## BEGIN

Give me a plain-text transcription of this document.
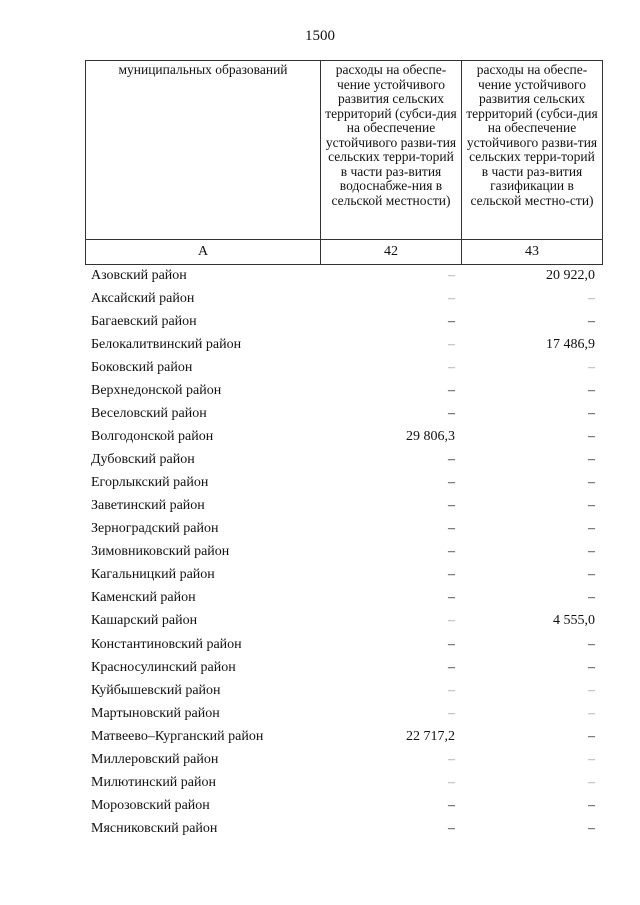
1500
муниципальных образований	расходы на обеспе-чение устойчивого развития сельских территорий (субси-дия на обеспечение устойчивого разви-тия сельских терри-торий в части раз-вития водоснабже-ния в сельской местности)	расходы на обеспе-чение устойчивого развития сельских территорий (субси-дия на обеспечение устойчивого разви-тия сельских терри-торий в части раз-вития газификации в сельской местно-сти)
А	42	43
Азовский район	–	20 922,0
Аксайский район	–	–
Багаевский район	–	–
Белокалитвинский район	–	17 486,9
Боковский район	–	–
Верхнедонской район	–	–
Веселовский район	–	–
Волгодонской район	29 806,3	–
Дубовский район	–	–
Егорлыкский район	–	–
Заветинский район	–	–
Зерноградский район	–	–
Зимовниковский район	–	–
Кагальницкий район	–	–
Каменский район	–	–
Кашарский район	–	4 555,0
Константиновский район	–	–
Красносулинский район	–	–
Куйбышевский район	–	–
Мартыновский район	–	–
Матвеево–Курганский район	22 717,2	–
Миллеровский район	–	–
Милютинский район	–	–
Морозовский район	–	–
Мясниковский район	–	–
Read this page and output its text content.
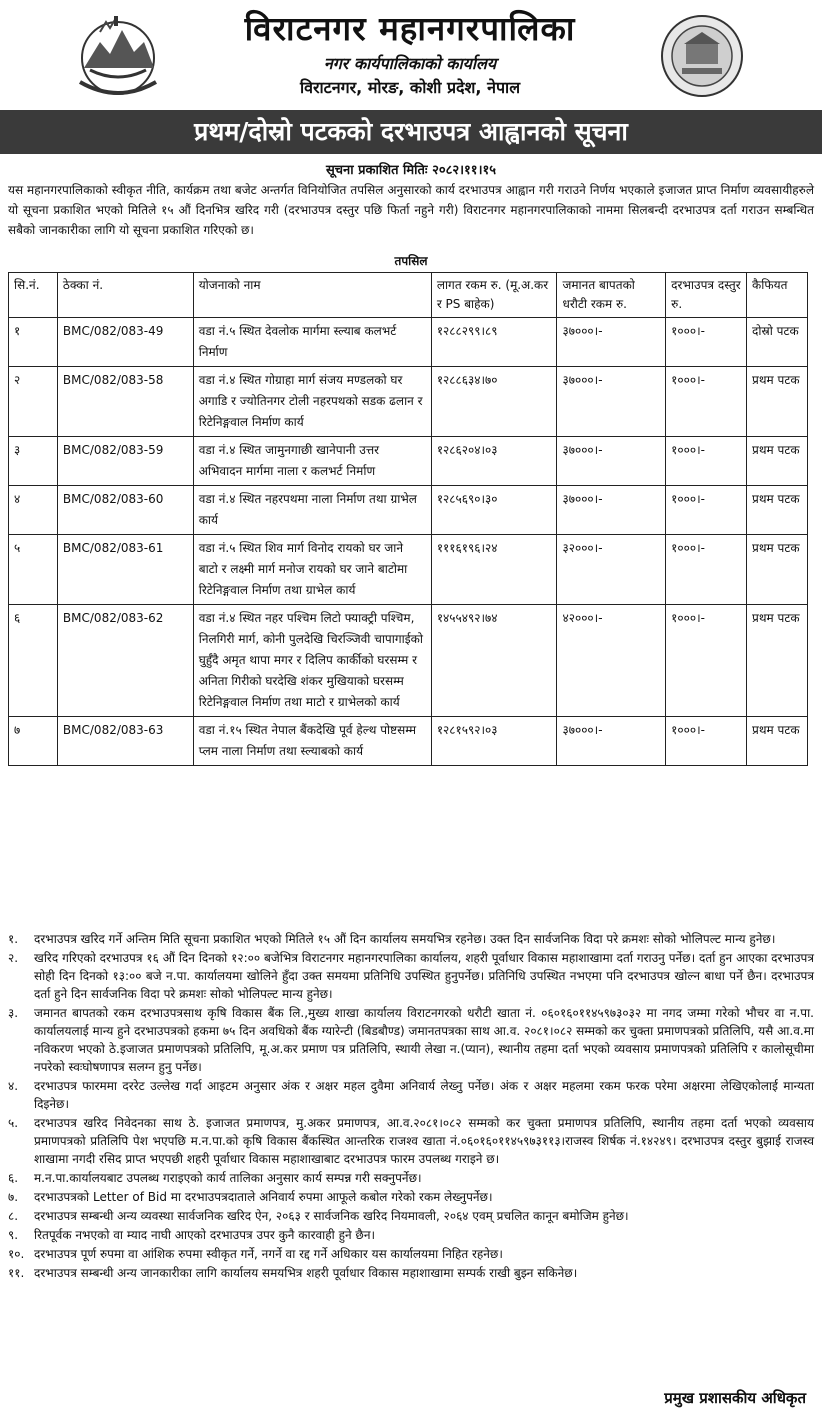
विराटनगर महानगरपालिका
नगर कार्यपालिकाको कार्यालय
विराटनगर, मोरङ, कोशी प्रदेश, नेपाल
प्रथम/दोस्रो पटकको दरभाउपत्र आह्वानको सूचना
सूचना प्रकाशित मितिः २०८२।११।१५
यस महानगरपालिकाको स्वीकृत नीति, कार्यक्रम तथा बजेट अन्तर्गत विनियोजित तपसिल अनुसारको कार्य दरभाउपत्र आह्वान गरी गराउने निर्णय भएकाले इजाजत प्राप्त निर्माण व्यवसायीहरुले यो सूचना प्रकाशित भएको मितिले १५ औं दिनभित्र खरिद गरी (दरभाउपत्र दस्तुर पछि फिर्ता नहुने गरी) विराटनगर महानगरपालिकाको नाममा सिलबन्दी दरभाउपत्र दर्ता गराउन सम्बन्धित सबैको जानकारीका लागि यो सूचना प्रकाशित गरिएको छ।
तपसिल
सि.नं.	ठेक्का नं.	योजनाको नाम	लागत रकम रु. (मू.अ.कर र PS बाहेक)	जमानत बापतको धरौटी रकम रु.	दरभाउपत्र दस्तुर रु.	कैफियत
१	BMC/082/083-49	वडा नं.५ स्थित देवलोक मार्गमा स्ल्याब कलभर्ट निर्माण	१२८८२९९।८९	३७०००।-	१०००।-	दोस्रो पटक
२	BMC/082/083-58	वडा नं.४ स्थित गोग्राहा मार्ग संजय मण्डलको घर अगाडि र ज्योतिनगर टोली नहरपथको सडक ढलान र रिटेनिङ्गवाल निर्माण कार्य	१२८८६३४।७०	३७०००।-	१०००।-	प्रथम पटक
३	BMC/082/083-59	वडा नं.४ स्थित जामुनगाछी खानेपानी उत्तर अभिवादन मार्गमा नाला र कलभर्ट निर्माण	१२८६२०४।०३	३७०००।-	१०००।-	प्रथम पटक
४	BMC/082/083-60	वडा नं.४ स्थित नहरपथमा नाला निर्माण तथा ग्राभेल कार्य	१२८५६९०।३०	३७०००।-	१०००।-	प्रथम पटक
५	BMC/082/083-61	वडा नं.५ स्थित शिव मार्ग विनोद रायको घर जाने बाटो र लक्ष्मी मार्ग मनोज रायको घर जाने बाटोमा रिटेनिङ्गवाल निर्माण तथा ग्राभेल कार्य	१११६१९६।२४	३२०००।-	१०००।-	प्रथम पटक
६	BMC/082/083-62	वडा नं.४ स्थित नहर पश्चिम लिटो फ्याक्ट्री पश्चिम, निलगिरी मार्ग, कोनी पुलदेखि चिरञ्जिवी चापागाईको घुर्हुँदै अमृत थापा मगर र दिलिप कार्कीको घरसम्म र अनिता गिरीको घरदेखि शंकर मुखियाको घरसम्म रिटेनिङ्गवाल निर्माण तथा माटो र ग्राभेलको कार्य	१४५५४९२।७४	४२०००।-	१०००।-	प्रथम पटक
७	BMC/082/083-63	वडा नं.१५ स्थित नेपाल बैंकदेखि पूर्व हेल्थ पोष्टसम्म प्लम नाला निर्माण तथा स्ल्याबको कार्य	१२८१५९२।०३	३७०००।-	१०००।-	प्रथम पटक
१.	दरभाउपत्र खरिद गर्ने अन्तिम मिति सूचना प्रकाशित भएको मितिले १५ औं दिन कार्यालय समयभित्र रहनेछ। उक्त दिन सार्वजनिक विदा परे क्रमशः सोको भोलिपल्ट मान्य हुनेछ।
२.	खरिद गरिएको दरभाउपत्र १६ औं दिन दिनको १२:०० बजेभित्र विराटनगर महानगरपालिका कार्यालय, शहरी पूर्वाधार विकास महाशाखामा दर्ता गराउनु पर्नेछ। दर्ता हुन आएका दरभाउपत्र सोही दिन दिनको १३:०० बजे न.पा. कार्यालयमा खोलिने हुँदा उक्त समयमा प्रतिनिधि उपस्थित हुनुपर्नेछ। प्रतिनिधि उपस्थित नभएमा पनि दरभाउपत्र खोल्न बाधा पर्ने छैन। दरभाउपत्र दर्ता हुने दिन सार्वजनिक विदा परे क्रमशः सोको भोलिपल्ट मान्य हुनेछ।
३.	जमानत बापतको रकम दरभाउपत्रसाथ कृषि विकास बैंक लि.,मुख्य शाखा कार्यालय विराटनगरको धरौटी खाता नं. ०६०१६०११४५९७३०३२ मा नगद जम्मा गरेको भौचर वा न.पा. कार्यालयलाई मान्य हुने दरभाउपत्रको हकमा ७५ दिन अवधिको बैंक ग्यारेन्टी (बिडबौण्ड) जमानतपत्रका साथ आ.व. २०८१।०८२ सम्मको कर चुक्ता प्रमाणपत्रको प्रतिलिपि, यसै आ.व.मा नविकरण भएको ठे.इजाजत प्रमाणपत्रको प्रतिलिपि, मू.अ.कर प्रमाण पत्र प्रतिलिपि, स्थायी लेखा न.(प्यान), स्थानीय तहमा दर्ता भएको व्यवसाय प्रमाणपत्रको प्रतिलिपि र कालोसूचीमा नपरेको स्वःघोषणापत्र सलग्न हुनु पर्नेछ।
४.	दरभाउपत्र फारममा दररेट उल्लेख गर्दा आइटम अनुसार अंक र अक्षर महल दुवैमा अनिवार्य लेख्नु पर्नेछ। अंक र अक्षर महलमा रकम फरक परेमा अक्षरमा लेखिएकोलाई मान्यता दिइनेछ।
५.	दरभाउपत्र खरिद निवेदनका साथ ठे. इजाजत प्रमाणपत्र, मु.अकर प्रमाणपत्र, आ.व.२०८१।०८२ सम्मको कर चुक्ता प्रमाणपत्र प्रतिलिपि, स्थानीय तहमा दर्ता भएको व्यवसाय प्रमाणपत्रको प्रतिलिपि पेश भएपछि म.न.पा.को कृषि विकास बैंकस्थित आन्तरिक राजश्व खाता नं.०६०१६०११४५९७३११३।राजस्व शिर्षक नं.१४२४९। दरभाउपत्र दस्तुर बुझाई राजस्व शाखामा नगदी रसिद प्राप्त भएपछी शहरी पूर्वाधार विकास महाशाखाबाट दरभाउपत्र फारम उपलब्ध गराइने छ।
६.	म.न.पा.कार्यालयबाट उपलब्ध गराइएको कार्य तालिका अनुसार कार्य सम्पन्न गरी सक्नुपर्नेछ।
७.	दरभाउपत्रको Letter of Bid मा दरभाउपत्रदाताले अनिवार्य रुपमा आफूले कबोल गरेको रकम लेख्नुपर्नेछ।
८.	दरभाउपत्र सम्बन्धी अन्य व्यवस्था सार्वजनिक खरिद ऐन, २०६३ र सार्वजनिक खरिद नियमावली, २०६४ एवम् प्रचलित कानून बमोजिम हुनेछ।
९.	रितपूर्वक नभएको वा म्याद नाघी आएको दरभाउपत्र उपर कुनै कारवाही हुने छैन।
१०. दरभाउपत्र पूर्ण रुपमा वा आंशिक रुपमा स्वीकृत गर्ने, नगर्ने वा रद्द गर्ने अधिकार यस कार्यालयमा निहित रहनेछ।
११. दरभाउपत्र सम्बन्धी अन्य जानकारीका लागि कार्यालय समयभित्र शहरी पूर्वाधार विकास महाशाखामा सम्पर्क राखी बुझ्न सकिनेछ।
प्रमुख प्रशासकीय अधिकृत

## END

Pull out all lines containing the word "समयभ" from the entries above.

१.	दरभाउपत्र खरिद गर्ने अन्तिम मिति सूचना प्रकाशित भएको मितिले १५ औं दिन कार्यालय समयभित्र रहनेछ। उक्त दिन सार्वजनिक विदा परे क्रमशः सोको भोलिपल्ट मान्य हुनेछ।
११. दरभाउपत्र सम्बन्धी अन्य जानकारीका लागि कार्यालय समयभित्र शहरी पूर्वाधार विकास महाशाखामा सम्पर्क राखी बुझ्न सकिनेछ।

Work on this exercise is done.